■ **Stated exercise**: Collect every line in the records below that contains the word "access".

■ **Extracted data entries**:
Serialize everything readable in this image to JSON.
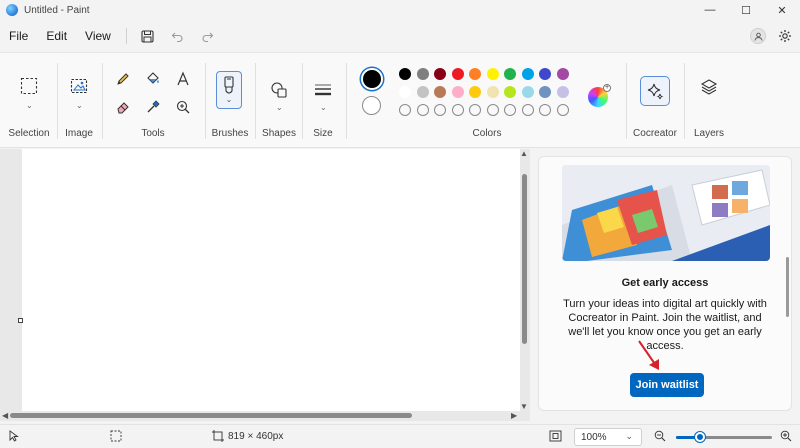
{
  "window": {
    "title": "Untitled - Paint"
  },
  "menu": {
    "file": "File",
    "edit": "Edit",
    "view": "View"
  },
  "ribbon": {
    "selection": "Selection",
    "image": "Image",
    "tools": "Tools",
    "brushes": "Brushes",
    "shapes": "Shapes",
    "size": "Size",
    "colors": "Colors",
    "cocreator": "Cocreator",
    "layers": "Layers"
  },
  "palette": {
    "primary": "#000000",
    "secondary": "#ffffff",
    "row1": [
      "#000000",
      "#7f7f7f",
      "#880015",
      "#ed1c24",
      "#ff7f27",
      "#fff200",
      "#22b14c",
      "#00a2e8",
      "#3f48cc",
      "#a349a4"
    ],
    "row2": [
      "#ffffff",
      "#c3c3c3",
      "#b97a57",
      "#ffaec9",
      "#ffc90e",
      "#efe4b0",
      "#b5e61d",
      "#99d9ea",
      "#7092be",
      "#c8bfe7"
    ]
  },
  "panel": {
    "title": "Get early access",
    "description": "Turn your ideas into digital art quickly with Cocreator in Paint. Join the waitlist, and we'll let you know once you get an early access.",
    "button": "Join waitlist",
    "accent": "#0067c0"
  },
  "status": {
    "canvas_size": "819 × 460px",
    "zoom": "100%",
    "zoom_level": 0.25
  }
}
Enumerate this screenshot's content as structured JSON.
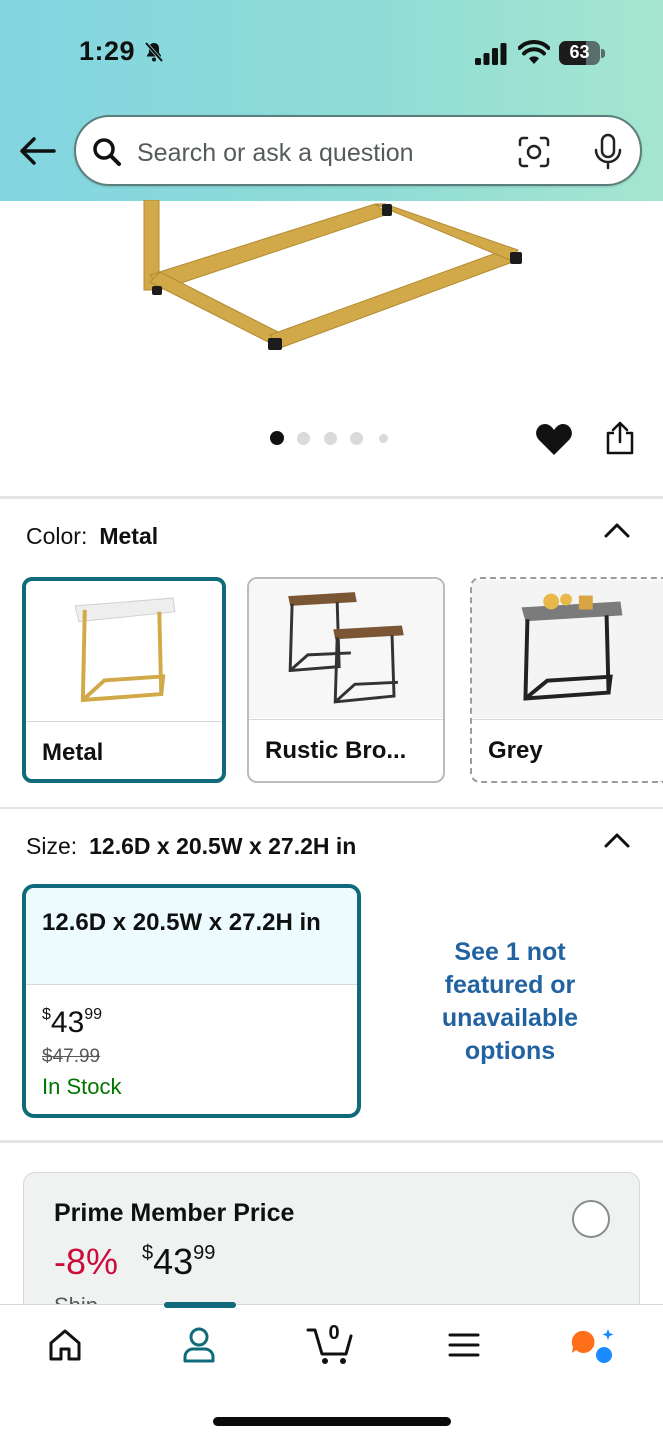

■ **Output of the exercise**:
    "title": "Get early access",
    "description": "Turn your ideas into digital art quickly with Cocreator in Paint. Join the waitlist, and we'll let you know once you get an early access.",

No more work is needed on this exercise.